**Job:**
Only lines holding the word "качества" should be copied from the material.

**Dataset rows:**
§ §

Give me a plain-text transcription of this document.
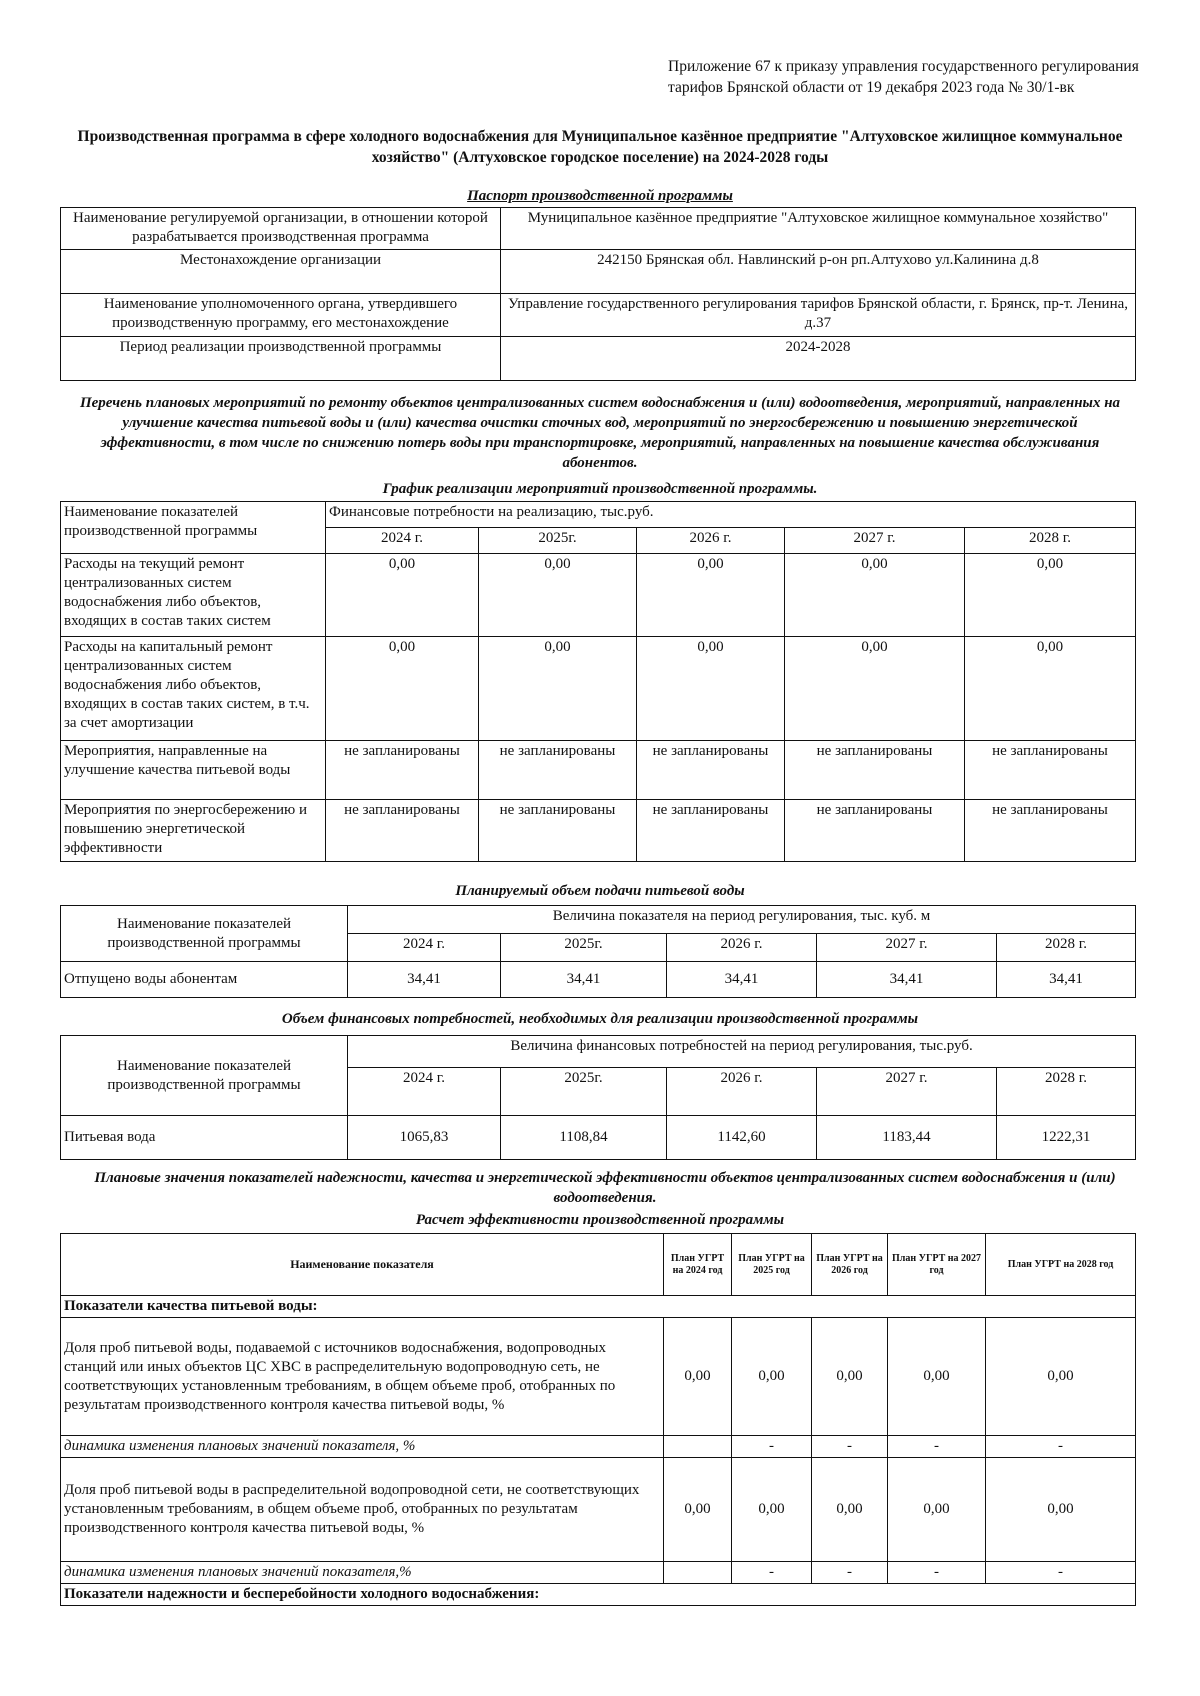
Приложение 67 к приказу управления государственного регулирования тарифов Брянской области от 19 декабря 2023 года № 30/1-вк
Производственная программа в сфере холодного водоснабжения для Муниципальное казённое предприятие "Алтуховское жилищное коммунальное хозяйство" (Алтуховское городское поселение) на 2024-2028 годы
Паспорт производственной программы
Наименование регулируемой организации, в отношении которой разрабатывается производственная программа	Муниципальное казённое предприятие "Алтуховское жилищное коммунальное хозяйство"
Местонахождение организации	242150 Брянская обл. Навлинский р-он рп.Алтухово ул.Калинина д.8
Наименование уполномоченного органа, утвердившего производственную программу, его местонахождение	Управление государственного регулирования тарифов Брянской области, г. Брянск, пр-т. Ленина, д.37
Период реализации производственной программы	2024-2028
Перечень плановых мероприятий по ремонту объектов централизованных систем водоснабжения и (или) водоотведения, мероприятий, направленных на улучшение качества питьевой воды и (или) качества очистки сточных вод, мероприятий по энергосбережению и повышению энергетической эффективности, в том числе по снижению потерь воды при транспортировке, мероприятий, направленных на повышение качества обслуживания абонентов.
График реализации мероприятий производственной программы.
Наименование показателей производственной программы	Финансовые потребности на реализацию, тыс.руб.				
	2024 г.	2025г.	2026 г.	2027 г.	2028 г.
Расходы на текущий ремонт централизованных систем водоснабжения либо объектов, входящих в состав таких систем	0,00	0,00	0,00	0,00	0,00
Расходы на капитальный ремонт централизованных систем водоснабжения либо объектов, входящих в состав таких систем, в т.ч. за счет амортизации	0,00	0,00	0,00	0,00	0,00
Мероприятия, направленные на улучшение качества питьевой воды	не запланированы	не запланированы	не запланированы	не запланированы	не запланированы
Мероприятия по энергосбережению и повышению энергетической эффективности	не запланированы	не запланированы	не запланированы	не запланированы	не запланированы
Планируемый объем подачи питьевой воды
Наименование показателей производственной программы	Величина показателя на период регулирования, тыс. куб. м				
	2024 г.	2025г.	2026 г.	2027 г.	2028 г.
Отпущено воды абонентам	34,41	34,41	34,41	34,41	34,41
Объем финансовых потребностей, необходимых для реализации производственной программы
Наименование показателей производственной программы	Величина финансовых потребностей на период регулирования, тыс.руб.				
	2024 г.	2025г.	2026 г.	2027 г.	2028 г.
Питьевая вода	1065,83	1108,84	1142,60	1183,44	1222,31
Плановые значения показателей надежности, качества и энергетической эффективности объектов централизованных систем водоснабжения и (или) водоотведения.
Расчет эффективности производственной программы
Наименование показателя	План УГРТ на 2024 год	План УГРТ на 2025 год	План УГРТ на 2026 год	План УГРТ на 2027 год	План УГРТ на 2028 год
Показатели качества питьевой воды:					
Доля проб питьевой воды, подаваемой с источников водоснабжения, водопроводных станций или иных объектов ЦС ХВС в распределительную водопроводную сеть, не соответствующих установленным требованиям, в общем объеме проб, отобранных по результатам производственного контроля качества питьевой воды, %	0,00	0,00	0,00	0,00	0,00
динамика изменения плановых значений показателя, %		-	-	-	-
Доля проб питьевой воды в распределительной водопроводной сети, не соответствующих установленным требованиям, в общем объеме проб, отобранных по результатам производственного контроля качества питьевой воды, %	0,00	0,00	0,00	0,00	0,00
динамика изменения плановых значений показателя,%		-	-	-	-
Показатели надежности и бесперебойности холодного водоснабжения:					
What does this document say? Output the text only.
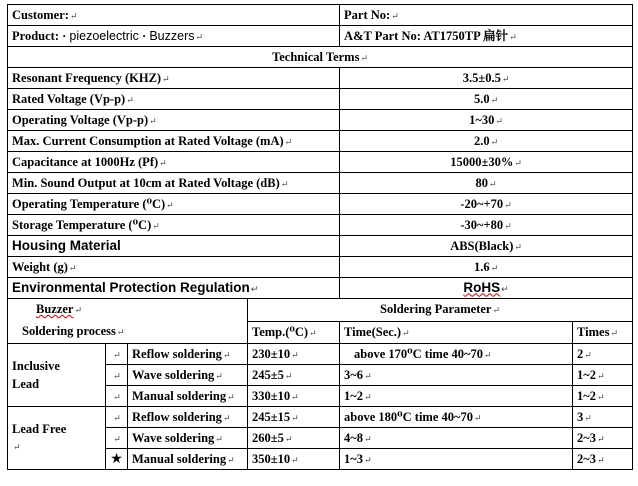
Customer:↵				Part No:↵	
Product: · piezoelectric · Buzzers↵				A&T Part No: AT1750TP 扁针↵	
Technical Terms↵					
Resonant Frequency (KHZ)↵				3.5±0.5↵	
Rated Voltage (Vp-p)↵				5.0↵	
Operating Voltage (Vp-p)↵				1~30↵	
Max. Current Consumption at Rated Voltage (mA)↵				2.0↵	
Capacitance at 1000Hz (Pf)↵				15000±30%↵	
Min. Sound Output at 10cm at Rated Voltage (dB)↵				80↵	
Operating Temperature (⁰C)↵				-20~+70↵	
Storage Temperature (⁰C)↵				-30~+80↵	
Housing Material				ABS(Black)↵	
Weight (g)↵				1.6↵	
Environmental Protection Regulation↵				RoHS↵	
Buzzer↵
Soldering process↵			Soldering Parameter↵		
			Temp.(⁰C)↵	Time(Sec.)↵	Times↵

Inclusive
Lead	↵	Reflow soldering↵	230±10↵	above 170⁰C time 40~70↵	2↵
	↵	Wave soldering↵	245±5↵	3~6↵	1~2↵
	↵	Manual soldering↵	330±10↵	1~2↵	1~2↵

Lead Free
↵	↵	Reflow soldering↵	245±15↵	above 180⁰C time 40~70↵	3↵
	↵	Wave soldering↵	260±5↵	4~8↵	2~3↵
	★	Manual soldering↵	350±10↵	1~3↵	2~3↵
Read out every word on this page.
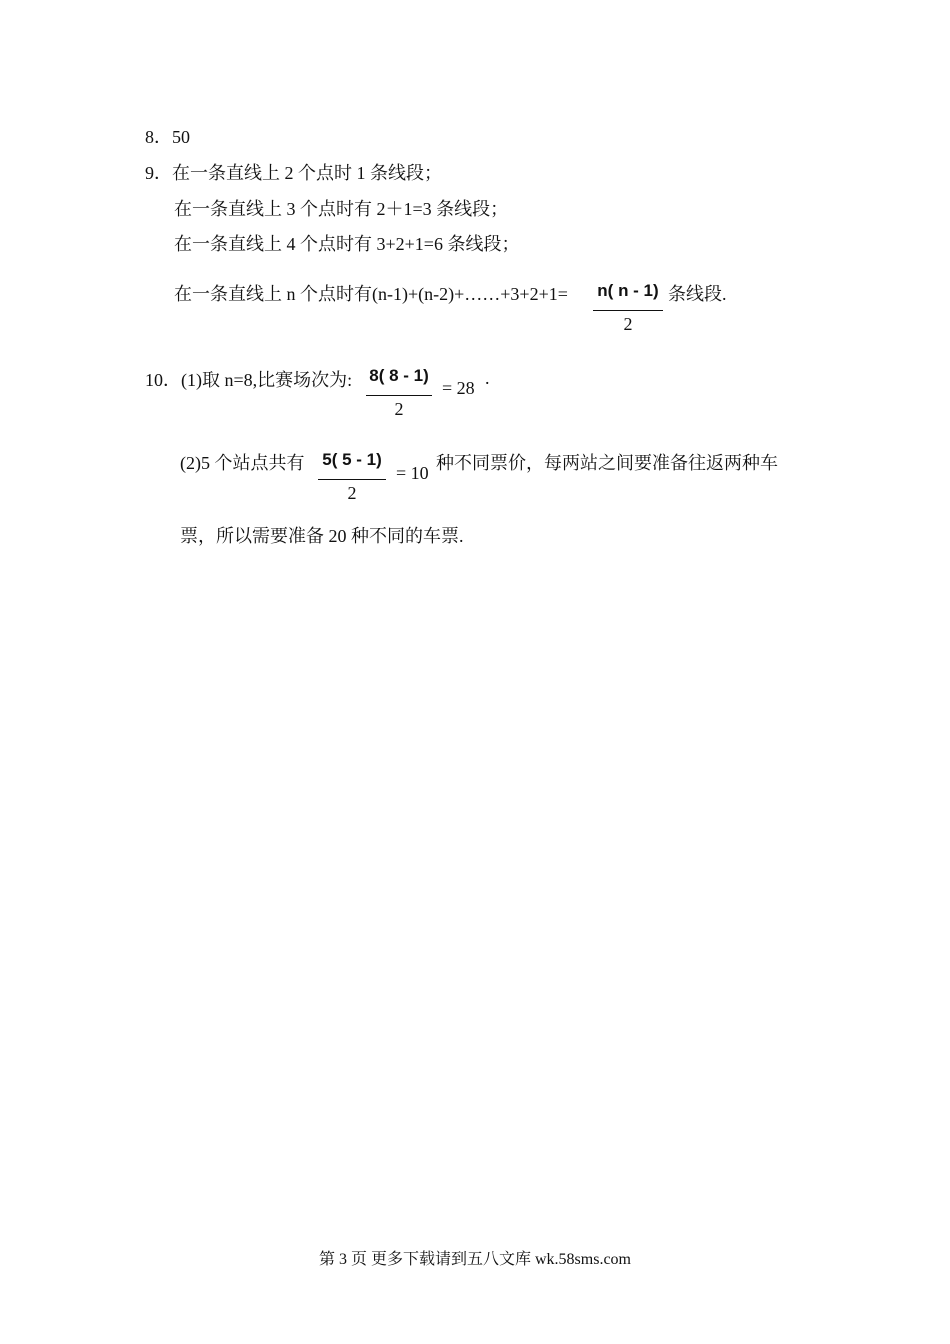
8．50
9．在一条直线上 2 个点时 1 条线段；
在一条直线上 3 个点时有 2＋1=3 条线段；
在一条直线上 4 个点时有 3+2+1=6 条线段；
在一条直线上 n 个点时有(n-1)+(n-2)+……+3+2+1= n( n - 1)
2
条线段.
10．(1)取 n=8,比赛场次为: 8( 8 - 1)
2
= 28 .
(2)5 个站点共有 5( 5 - 1)
2
= 10 种不同票价，每两站之间要准备往返两种车
票，所以需要准备 20 种不同的车票.
第 3 页 更多下载请到五八文库 wk.58sms.com
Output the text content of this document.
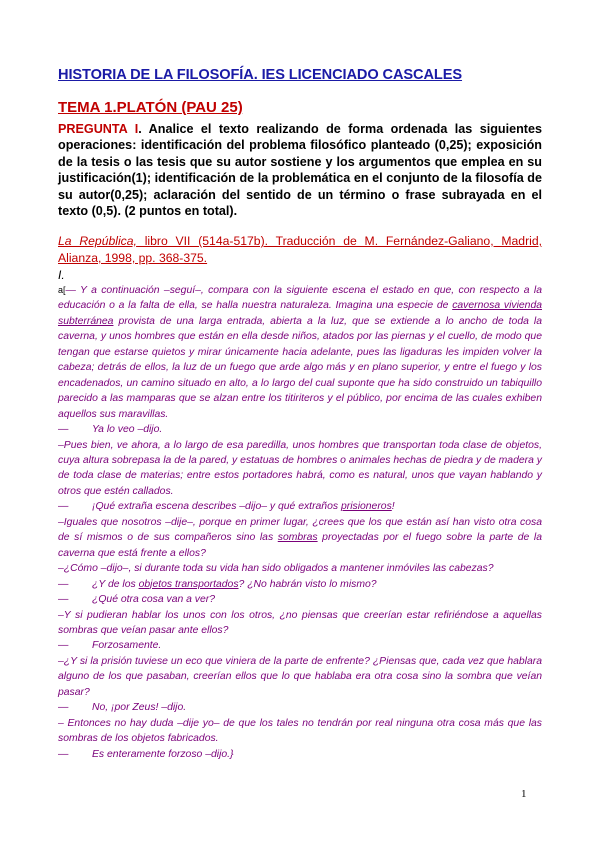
HISTORIA DE LA FILOSOFÍA. IES LICENCIADO CASCALES
TEMA 1.PLATÓN (PAU 25)
PREGUNTA I. Analice el texto realizando de forma ordenada las siguientes operaciones: identificación del problema filosófico planteado (0,25); exposición de la tesis o las tesis que su autor sostiene y los argumentos que emplea en su justificación(1); identificación de la problemática en el conjunto de la filosofía de su autor(0,25); aclaración del sentido de un término o frase subrayada en el texto (0,5). (2 puntos en total).
La República, libro VII (514a-517b). Traducción de M. Fernández-Galiano, Madrid, Alianza, 1998, pp. 368-375.
I.

a[— Y a continuación –seguí–, compara con la siguiente escena el estado en que, con respecto a la educación o a la falta de ella, se halla nuestra naturaleza. Imagina una especie de cavernosa vivienda subterránea provista de una larga entrada, abierta a la luz, que se extiende a lo ancho de toda la caverna, y unos hombres que están en ella desde niños, atados por las piernas y el cuello, de modo que tengan que estarse quietos y mirar únicamente hacia adelante, pues las ligaduras les impiden volver la cabeza; detrás de ellos, la luz de un fuego que arde algo más y en plano superior, y entre el fuego y los encadenados, un camino situado en alto, a lo largo del cual suponte que ha sido construido un tabiquillo parecido a las mamparas que se alzan entre los titiriteros y el público, por encima de las cuales exhiben aquellos sus maravillas.

— Ya lo veo –dijo.

–Pues bien, ve ahora, a lo largo de esa paredilla, unos hombres que transportan toda clase de objetos, cuya altura sobrepasa la de la pared, y estatuas de hombres o animales hechas de piedra y de madera y de toda clase de materias; entre estos portadores habrá, como es natural, unos que vayan hablando y otros que estén callados.

— ¡Qué extraña escena describes –dijo– y qué extraños prisioneros!

–Iguales que nosotros –dije–, porque en primer lugar, ¿crees que los que están así han visto otra cosa de sí mismos o de sus compañeros sino las sombras proyectadas por el fuego sobre la parte de la caverna que está frente a ellos?

–¿Cómo –dijo–, si durante toda su vida han sido obligados a mantener inmóviles las cabezas?

— ¿Y de los objetos transportados? ¿No habrán visto lo mismo?

— ¿Qué otra cosa van a ver?

–Y si pudieran hablar los unos con los otros, ¿no piensas que creerían estar refiriéndose a aquellas sombras que veían pasar ante ellos?

— Forzosamente.

–¿Y si la prisión tuviese un eco que viniera de la parte de enfrente? ¿Piensas que, cada vez que hablara alguno de los que pasaban, creerían ellos que lo que hablaba era otra cosa sino la sombra que veían pasar?

— No, ¡por Zeus! –dijo.

– Entonces no hay duda –dije yo– de que los tales no tendrán por real ninguna otra cosa más que las sombras de los objetos fabricados.

— Es enteramente forzoso –dijo.}

1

§ §

**Solution to this exercise:**
Перечень плановых мероприятий по ремонту объектов централизованных систем водоснабжения и (или) водоотведения, мероприятий, направленных на улучшение качества питьевой воды и (или) качества очистки сточных вод, мероприятий по энергосбережению и повышению энергетической эффективности, в том числе по снижению потерь воды при транспортировке, мероприятий, направленных на повышение качества обслуживания абонентов.
Мероприятия, направленные на улучшение качества питьевой воды	не запланированы	не запланированы	не запланированы	не запланированы	не запланированы
Плановые значения показателей надежности, качества и энергетической эффективности объектов централизованных систем водоснабжения и (или) водоотведения.
Показатели качества питьевой воды:					
Доля проб питьевой воды, подаваемой с источников водоснабжения, водопроводных станций или иных объектов ЦС ХВС в распределительную водопроводную сеть, не соответствующих установленным требованиям, в общем объеме проб, отобранных по результатам производственного контроля качества питьевой воды, %	0,00	0,00	0,00	0,00	0,00
Доля проб питьевой воды в распределительной водопроводной сети, не соответствующих установленным требованиям, в общем объеме проб, отобранных по результатам производственного контроля качества питьевой воды, %	0,00	0,00	0,00	0,00	0,00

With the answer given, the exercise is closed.